=== Exercise instructions ===
Copy each of the entries below faithfully, setting aside any pictures.

=== A run of records ===
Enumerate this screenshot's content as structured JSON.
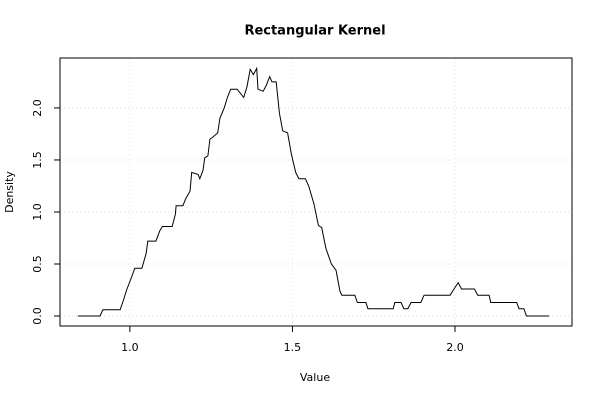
{
  "chart_data": {
    "type": "line",
    "title": "Rectangular Kernel",
    "x_label": "Value",
    "y_label": "Density",
    "x": [
      0.84,
      0.908,
      0.917,
      0.97,
      0.98,
      0.99,
      1.006,
      1.015,
      1.037,
      1.05,
      1.055,
      1.08,
      1.092,
      1.1,
      1.13,
      1.14,
      1.142,
      1.163,
      1.172,
      1.185,
      1.19,
      1.2,
      1.21,
      1.215,
      1.225,
      1.23,
      1.24,
      1.246,
      1.255,
      1.27,
      1.277,
      1.29,
      1.3,
      1.31,
      1.33,
      1.35,
      1.36,
      1.37,
      1.38,
      1.39,
      1.394,
      1.41,
      1.42,
      1.43,
      1.437,
      1.45,
      1.46,
      1.47,
      1.485,
      1.497,
      1.51,
      1.52,
      1.54,
      1.55,
      1.566,
      1.58,
      1.59,
      1.603,
      1.62,
      1.634,
      1.646,
      1.652,
      1.692,
      1.7,
      1.726,
      1.732,
      1.81,
      1.815,
      1.834,
      1.843,
      1.855,
      1.865,
      1.895,
      1.905,
      1.985,
      1.997,
      2.01,
      2.02,
      2.06,
      2.07,
      2.105,
      2.11,
      2.19,
      2.197,
      2.212,
      2.22,
      2.29
    ],
    "series": [
      {
        "color": "#000000",
        "values": [
          0,
          0,
          0.06,
          0.06,
          0.15,
          0.25,
          0.38,
          0.46,
          0.46,
          0.6,
          0.72,
          0.72,
          0.82,
          0.86,
          0.86,
          0.98,
          1.06,
          1.06,
          1.13,
          1.2,
          1.38,
          1.37,
          1.36,
          1.32,
          1.4,
          1.52,
          1.54,
          1.7,
          1.72,
          1.76,
          1.9,
          2.0,
          2.1,
          2.18,
          2.18,
          2.1,
          2.2,
          2.37,
          2.32,
          2.38,
          2.18,
          2.16,
          2.22,
          2.3,
          2.25,
          2.25,
          1.95,
          1.78,
          1.76,
          1.55,
          1.38,
          1.32,
          1.32,
          1.25,
          1.08,
          0.87,
          0.85,
          0.65,
          0.5,
          0.44,
          0.24,
          0.2,
          0.2,
          0.13,
          0.13,
          0.07,
          0.07,
          0.13,
          0.13,
          0.07,
          0.07,
          0.13,
          0.13,
          0.2,
          0.2,
          0.26,
          0.32,
          0.26,
          0.26,
          0.2,
          0.2,
          0.13,
          0.13,
          0.07,
          0.07,
          0,
          0
        ]
      }
    ],
    "xlim": [
      0.785,
      2.36
    ],
    "ylim": [
      -0.096,
      2.48
    ],
    "xticks": [
      {
        "value": 1,
        "label": "1.0"
      },
      1.5,
      {
        "value": 2,
        "label": "2.0"
      }
    ],
    "yticks": [
      {
        "value": 0,
        "label": "0.0"
      },
      0.5,
      {
        "value": 1,
        "label": "1.0"
      },
      1.5,
      {
        "value": 2,
        "label": "2.0"
      }
    ],
    "grid": true
  }
}
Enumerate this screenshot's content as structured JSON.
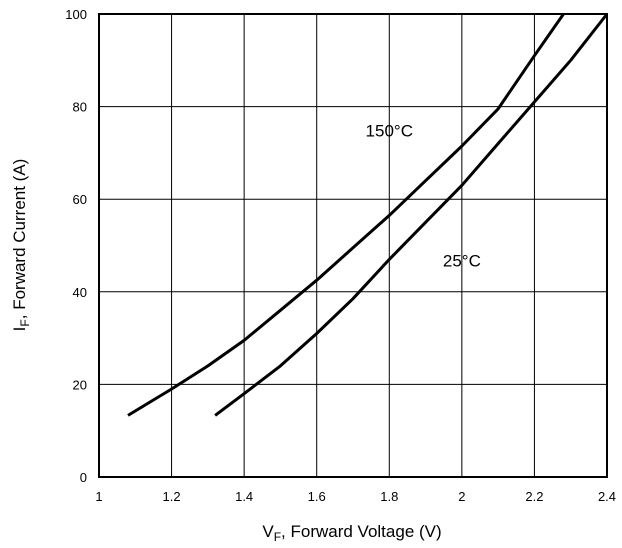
{
  "chart_data": {
    "type": "line",
    "xlabel": {
      "main": "V",
      "sub": "F",
      "rest": ", Forward Voltage (V)"
    },
    "ylabel": {
      "main": "I",
      "sub": "F",
      "rest": ", Forward Current (A)"
    },
    "xlim": [
      1,
      2.4
    ],
    "ylim": [
      0,
      100
    ],
    "xticks": [
      1,
      1.2,
      1.4,
      1.6,
      1.8,
      2,
      2.2,
      2.4
    ],
    "xtick_labels": [
      "1",
      "1.2",
      "1.4",
      "1.6",
      "1.8",
      "2",
      "2.2",
      "2.4"
    ],
    "yticks": [
      0,
      20,
      40,
      60,
      80,
      100
    ],
    "ytick_labels": [
      "0",
      "20",
      "40",
      "60",
      "80",
      "100"
    ],
    "grid": true,
    "series": [
      {
        "name": "150°C",
        "x": [
          1.08,
          1.2,
          1.3,
          1.4,
          1.5,
          1.6,
          1.7,
          1.8,
          1.9,
          2.0,
          2.1,
          2.2,
          2.28
        ],
        "y": [
          13.3,
          19.0,
          24.0,
          29.5,
          36.0,
          42.5,
          49.5,
          56.5,
          64.0,
          71.5,
          79.5,
          91.0,
          100
        ]
      },
      {
        "name": "25°C",
        "x": [
          1.32,
          1.4,
          1.5,
          1.6,
          1.7,
          1.8,
          1.9,
          2.0,
          2.1,
          2.2,
          2.3,
          2.4
        ],
        "y": [
          13.3,
          18.0,
          24.0,
          31.0,
          38.5,
          47.0,
          55.0,
          63.0,
          72.0,
          81.0,
          90.0,
          100
        ]
      }
    ],
    "annotations": [
      {
        "text": "150°C",
        "x": 1.8,
        "y": 73.5
      },
      {
        "text": "25°C",
        "x": 2.0,
        "y": 45.5
      }
    ]
  }
}
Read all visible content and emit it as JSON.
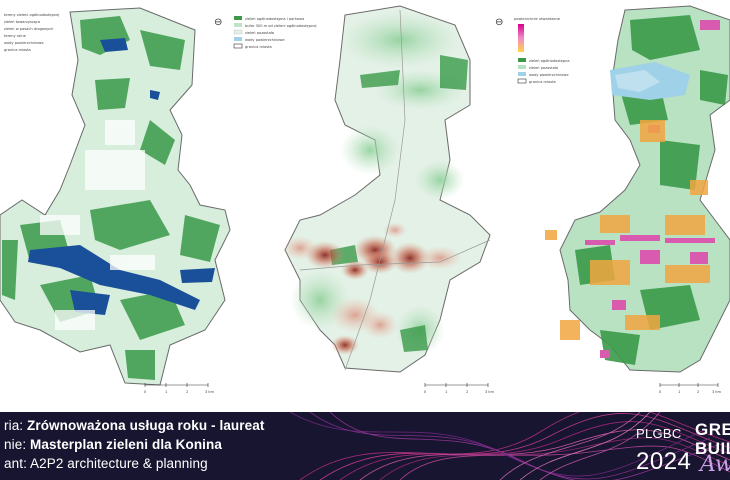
{
  "maps": [
    {
      "legend": [
        "tereny zieleni ogólnodostępnej",
        "zieleń towarzysząca",
        "zieleń w pasach drogowych",
        "tereny rolne",
        "wody powierzchniowe",
        "granica miasta"
      ],
      "scale": {
        "ticks": [
          "0",
          "1",
          "2",
          "3 km"
        ]
      }
    },
    {
      "legend": [
        "zieleń ogólnodostępna i parkowa",
        "bufor 300 m od zieleni ogólnodostępnej",
        "zieleń pozostała",
        "wody powierzchniowe",
        "granica miasta"
      ],
      "scale": {
        "ticks": [
          "0",
          "1",
          "2",
          "3 km"
        ]
      }
    },
    {
      "legend": [
        "powierzchnie utwardzone",
        "zieleń ogólnodostępna",
        "zieleń pozostała",
        "wody powierzchniowe",
        "granica miasta"
      ],
      "scale": {
        "ticks": [
          "0",
          "1",
          "2",
          "3 km"
        ]
      }
    }
  ],
  "caption": {
    "line1_prefix": "ria: ",
    "line1_value": "Zrównoważona usługa roku - laureat",
    "line2_prefix": "nie: ",
    "line2_value": "Masterplan zieleni dla Konina",
    "line3_prefix": "ant: ",
    "line3_value": "A2P2 architecture & planning"
  },
  "brand": {
    "org": "PLGBC",
    "line_a": "GREE",
    "line_b": "BUIL",
    "year": "2024",
    "script": "Awa"
  },
  "colors": {
    "band": "#181530",
    "green_dark": "#3a9a4a",
    "green_light": "#bfe3c4",
    "water": "#1a4f9a",
    "hardscape": "#d95bb0",
    "heat": "#9a3a2a"
  }
}
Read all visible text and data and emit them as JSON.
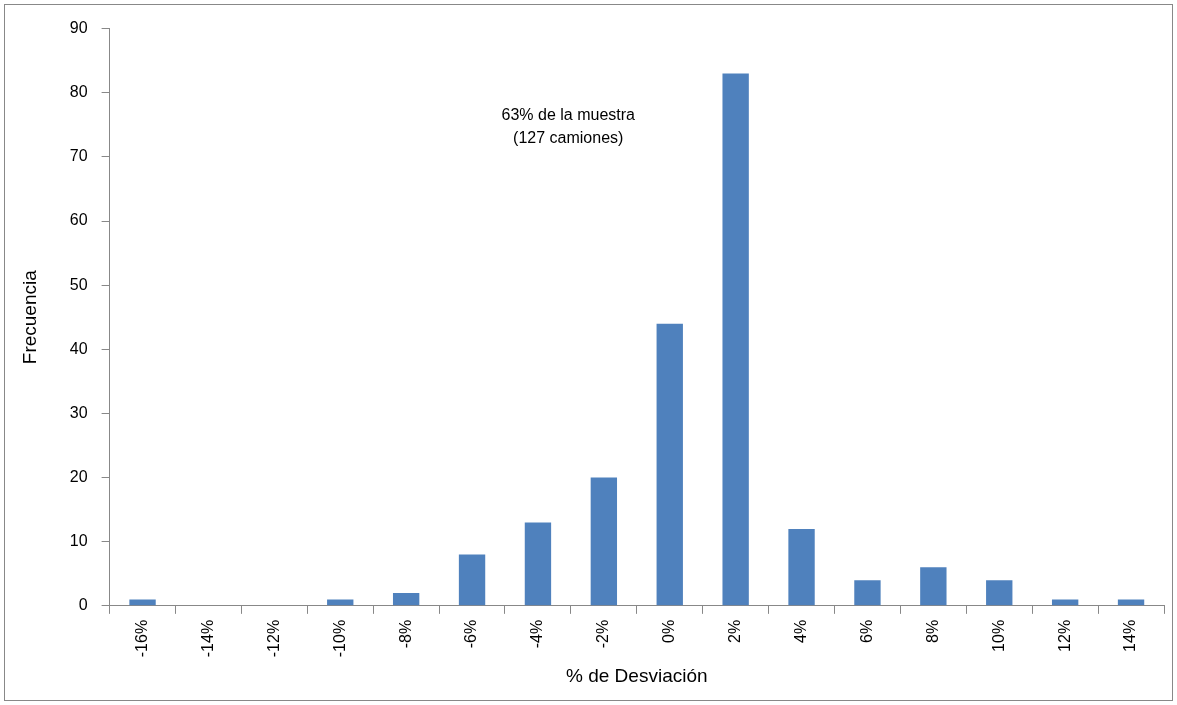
{
  "chart_data": {
    "type": "bar",
    "xlabel": "% de Desviación",
    "ylabel": "Frecuencia",
    "categories": [
      "-16%",
      "-14%",
      "-12%",
      "-10%",
      "-8%",
      "-6%",
      "-4%",
      "-2%",
      "0%",
      "2%",
      "4%",
      "6%",
      "8%",
      "10%",
      "12%",
      "14%"
    ],
    "values": [
      1,
      0,
      0,
      1,
      2,
      8,
      13,
      20,
      44,
      83,
      12,
      4,
      6,
      4,
      1,
      1
    ],
    "color": "#4f81bd",
    "ylim": [
      0,
      90
    ],
    "yticks": [
      0,
      10,
      20,
      30,
      40,
      50,
      60,
      70,
      80,
      90
    ],
    "grid": false,
    "legend": false,
    "annotations": [
      "63% de la muestra\n(127 camiones)"
    ]
  }
}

=== Task output ===
Enumerate this screenshot's content as structured JSON.
{
  "chart_data": {
    "type": "line",
    "title": "Rectangular Kernel",
    "x_label": "Value",
    "y_label": "Density",
    "x": [
      0.84,
      0.908,
      0.917,
      0.97,
      0.98,
      0.99,
      1.006,
      1.015,
      1.037,
      1.05,
      1.055,
      1.08,
      1.092,
      1.1,
      1.13,
      1.14,
      1.142,
      1.163,
      1.172,
      1.185,
      1.19,
      1.2,
      1.21,
      1.215,
      1.225,
      1.23,
      1.24,
      1.246,
      1.255,
      1.27,
      1.277,
      1.29,
      1.3,
      1.31,
      1.33,
      1.35,
      1.36,
      1.37,
      1.38,
      1.39,
      1.394,
      1.41,
      1.42,
      1.43,
      1.437,
      1.45,
      1.46,
      1.47,
      1.485,
      1.497,
      1.51,
      1.52,
      1.54,
      1.55,
      1.566,
      1.58,
      1.59,
      1.603,
      1.62,
      1.634,
      1.646,
      1.652,
      1.692,
      1.7,
      1.726,
      1.732,
      1.81,
      1.815,
      1.834,
      1.843,
      1.855,
      1.865,
      1.895,
      1.905,
      1.985,
      1.997,
      2.01,
      2.02,
      2.06,
      2.07,
      2.105,
      2.11,
      2.19,
      2.197,
      2.212,
      2.22,
      2.29
    ],
    "series": [
      {
        "color": "#000000",
        "values": [
          0,
          0,
          0.06,
          0.06,
          0.15,
          0.25,
          0.38,
          0.46,
          0.46,
          0.6,
          0.72,
          0.72,
          0.82,
          0.86,
          0.86,
          0.98,
          1.06,
          1.06,
          1.13,
          1.2,
          1.38,
          1.37,
          1.36,
          1.32,
          1.4,
          1.52,
          1.54,
          1.7,
          1.72,
          1.76,
          1.9,
          2.0,
          2.1,
          2.18,
          2.18,
          2.1,
          2.2,
          2.37,
          2.32,
          2.38,
          2.18,
          2.16,
          2.22,
          2.3,
          2.25,
          2.25,
          1.95,
          1.78,
          1.76,
          1.55,
          1.38,
          1.32,
          1.32,
          1.25,
          1.08,
          0.87,
          0.85,
          0.65,
          0.5,
          0.44,
          0.24,
          0.2,
          0.2,
          0.13,
          0.13,
          0.07,
          0.07,
          0.13,
          0.13,
          0.07,
          0.07,
          0.13,
          0.13,
          0.2,
          0.2,
          0.26,
          0.32,
          0.26,
          0.26,
          0.2,
          0.2,
          0.13,
          0.13,
          0.07,
          0.07,
          0,
          0
        ]
      }
    ],
    "xlim": [
      0.785,
      2.36
    ],
    "ylim": [
      -0.096,
      2.48
    ],
    "xticks": [
      {
        "value": 1,
        "label": "1.0"
      },
      1.5,
      {
        "value": 2,
        "label": "2.0"
      }
    ],
    "yticks": [
      {
        "value": 0,
        "label": "0.0"
      },
      0.5,
      {
        "value": 1,
        "label": "1.0"
      },
      1.5,
      {
        "value": 2,
        "label": "2.0"
      }
    ],
    "grid": true
  }
}
Enumerate this screenshot's content as structured JSON.
{
  "chart_data": {
    "type": "line",
    "xlabel": {
      "main": "V",
      "sub": "F",
      "rest": ", Forward Voltage (V)"
    },
    "ylabel": {
      "main": "I",
      "sub": "F",
      "rest": ", Forward Current (A)"
    },
    "xlim": [
      1,
      2.4
    ],
    "ylim": [
      0,
      100
    ],
    "xticks": [
      1,
      1.2,
      1.4,
      1.6,
      1.8,
      2,
      2.2,
      2.4
    ],
    "xtick_labels": [
      "1",
      "1.2",
      "1.4",
      "1.6",
      "1.8",
      "2",
      "2.2",
      "2.4"
    ],
    "yticks": [
      0,
      20,
      40,
      60,
      80,
      100
    ],
    "ytick_labels": [
      "0",
      "20",
      "40",
      "60",
      "80",
      "100"
    ],
    "grid": true,
    "series": [
      {
        "name": "150°C",
        "x": [
          1.08,
          1.2,
          1.3,
          1.4,
          1.5,
          1.6,
          1.7,
          1.8,
          1.9,
          2.0,
          2.1,
          2.2,
          2.28
        ],
        "y": [
          13.3,
          19.0,
          24.0,
          29.5,
          36.0,
          42.5,
          49.5,
          56.5,
          64.0,
          71.5,
          79.5,
          91.0,
          100
        ]
      },
      {
        "name": "25°C",
        "x": [
          1.32,
          1.4,
          1.5,
          1.6,
          1.7,
          1.8,
          1.9,
          2.0,
          2.1,
          2.2,
          2.3,
          2.4
        ],
        "y": [
          13.3,
          18.0,
          24.0,
          31.0,
          38.5,
          47.0,
          55.0,
          63.0,
          72.0,
          81.0,
          90.0,
          100
        ]
      }
    ],
    "annotations": [
      {
        "text": "150°C",
        "x": 1.8,
        "y": 73.5
      },
      {
        "text": "25°C",
        "x": 2.0,
        "y": 45.5
      }
    ]
  }
}
Read all visible content and emit it as JSON.
{
  "maps": [
    {
      "legend": [
        "tereny zieleni ogólnodostępnej",
        "zieleń towarzysząca",
        "zieleń w pasach drogowych",
        "tereny rolne",
        "wody powierzchniowe",
        "granica miasta"
      ],
      "scale": {
        "ticks": [
          "0",
          "1",
          "2",
          "3 km"
        ]
      }
    },
    {
      "legend": [
        "zieleń ogólnodostępna i parkowa",
        "bufor 300 m od zieleni ogólnodostępnej",
        "zieleń pozostała",
        "wody powierzchniowe",
        "granica miasta"
      ],
      "scale": {
        "ticks": [
          "0",
          "1",
          "2",
          "3 km"
        ]
      }
    },
    {
      "legend": [
        "powierzchnie utwardzone",
        "zieleń ogólnodostępna",
        "zieleń pozostała",
        "wody powierzchniowe",
        "granica miasta"
      ],
      "scale": {
        "ticks": [
          "0",
          "1",
          "2",
          "3 km"
        ]
      }
    }
  ],
  "caption": {
    "line1_prefix": "ria: ",
    "line1_value": "Zrównoważona usługa roku - laureat",
    "line2_prefix": "nie: ",
    "line2_value": "Masterplan zieleni dla Konina",
    "line3_prefix": "ant: ",
    "line3_value": "A2P2 architecture & planning"
  },
  "brand": {
    "org": "PLGBC",
    "line_a": "GREE",
    "line_b": "BUIL",
    "year": "2024",
    "script": "Awa"
  },
  "colors": {
    "band": "#181530",
    "green_dark": "#3a9a4a",
    "green_light": "#bfe3c4",
    "water": "#1a4f9a",
    "hardscape": "#d95bb0",
    "heat": "#9a3a2a"
  }
}
Read all visible text and data and emit them as JSON.
{
  "chart_data": {
    "type": "bar",
    "xlabel": "% de Desviación",
    "ylabel": "Frecuencia",
    "categories": [
      "-16%",
      "-14%",
      "-12%",
      "-10%",
      "-8%",
      "-6%",
      "-4%",
      "-2%",
      "0%",
      "2%",
      "4%",
      "6%",
      "8%",
      "10%",
      "12%",
      "14%"
    ],
    "values": [
      1,
      0,
      0,
      1,
      2,
      8,
      13,
      20,
      44,
      83,
      12,
      4,
      6,
      4,
      1,
      1
    ],
    "color": "#4f81bd",
    "ylim": [
      0,
      90
    ],
    "yticks": [
      0,
      10,
      20,
      30,
      40,
      50,
      60,
      70,
      80,
      90
    ],
    "grid": false,
    "legend": false,
    "annotations": [
      "63% de la muestra\n(127 camiones)"
    ]
  }
}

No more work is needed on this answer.